# leds en el auto



## shaitan (Mar 16, 2010)

Alguien me podria ayudar a explicarme la instalacion de leds en las direccionales de mi 
automovil. ?   
Quiero instalar unos cuantos leds. unos 10 por direccional me recomiendan una instalacion en serie o paralela.?
Me seria de mucha ayuda, algun tutorial, fotos o algo por el estilo...



 muchas gracias por su tiempo....


----------



## tiopepe123 (Mar 16, 2010)

Normalmente se utilizan led superflux piraña.

Normalmente se conectan en conjuntos serie paralelo.

Imaginate que cada led como una pila invertida de por ejemplo 3V (led blanco) como maximo puedes colocar 3+3+3+3=12V (me pase) 3+3+3=9V como maximo 3 led's.

Si quiero conectar 12 led debere hacer "4 Ramas paralelas de 3 LED"

En el caso de una alimentacion de 12V y led de 20mA calculo lq resistencia como

R=(12-9)/0.02


Hay calculadores de resistencias por la red.


----------



## shaitan (Mar 16, 2010)

tiopepe123 entonses puedo alimentar las 4 ramas paralelas de 3 leds con un solo cable de la vateria de 12 volts.?

Alguien que tenga algun esquema por ahi..? algunas fotos o algo.. un tutorial seria muy bienvenido...


----------



## charlyled (Mar 16, 2010)

──────────────────────────────

▸ **Enunciado a**: Copia sin cambios el tramo de los registros que va desde su comienzo hasta la línea que contiene "section-heading-contact: Contact Info", ambos extremos incluidos.

[Filas de un conjunto de datos de maquetación]

──────────────────────────────

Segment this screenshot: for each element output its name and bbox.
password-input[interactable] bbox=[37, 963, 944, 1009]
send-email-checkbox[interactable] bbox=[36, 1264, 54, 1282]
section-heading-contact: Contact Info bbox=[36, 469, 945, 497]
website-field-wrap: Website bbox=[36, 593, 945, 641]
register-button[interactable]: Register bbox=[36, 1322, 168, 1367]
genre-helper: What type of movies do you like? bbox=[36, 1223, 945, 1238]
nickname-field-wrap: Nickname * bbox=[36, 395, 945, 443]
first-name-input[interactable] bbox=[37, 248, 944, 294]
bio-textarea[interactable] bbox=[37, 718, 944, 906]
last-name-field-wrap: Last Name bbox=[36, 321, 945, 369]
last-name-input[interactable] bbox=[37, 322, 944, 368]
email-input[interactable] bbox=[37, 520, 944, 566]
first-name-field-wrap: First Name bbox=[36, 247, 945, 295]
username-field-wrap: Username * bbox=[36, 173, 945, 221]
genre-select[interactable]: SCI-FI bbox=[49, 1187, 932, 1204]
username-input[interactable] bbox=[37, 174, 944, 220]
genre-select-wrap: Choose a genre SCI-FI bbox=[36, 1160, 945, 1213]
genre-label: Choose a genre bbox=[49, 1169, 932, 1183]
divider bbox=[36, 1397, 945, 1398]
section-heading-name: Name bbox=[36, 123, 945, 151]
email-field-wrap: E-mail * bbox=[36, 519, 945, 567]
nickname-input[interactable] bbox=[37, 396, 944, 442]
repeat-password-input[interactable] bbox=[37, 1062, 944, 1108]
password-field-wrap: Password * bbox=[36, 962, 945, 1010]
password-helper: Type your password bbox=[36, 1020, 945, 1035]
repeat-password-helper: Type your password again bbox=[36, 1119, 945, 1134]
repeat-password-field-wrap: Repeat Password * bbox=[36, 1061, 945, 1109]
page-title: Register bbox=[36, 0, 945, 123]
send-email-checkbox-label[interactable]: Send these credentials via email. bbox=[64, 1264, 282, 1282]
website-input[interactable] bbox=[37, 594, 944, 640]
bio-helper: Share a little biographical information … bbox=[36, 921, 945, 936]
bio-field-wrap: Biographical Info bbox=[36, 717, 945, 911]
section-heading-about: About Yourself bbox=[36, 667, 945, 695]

──────────────────────────────

▸ **Enunciado b**: Enumera todos los nombres de usuario distintos que encabezan mensajes en el hilo sobre leds en el auto.

▸ **Respuesta final a**:
Segment this screenshot: for each element output its name and bbox.
password-input[interactable] bbox=[37, 963, 944, 1009]
send-email-checkbox[interactable] bbox=[36, 1264, 54, 1282]
section-heading-contact: Contact Info bbox=[36, 469, 945, 497]

▸ **Respuesta final b**: shaitan, tiopepe123, charlyled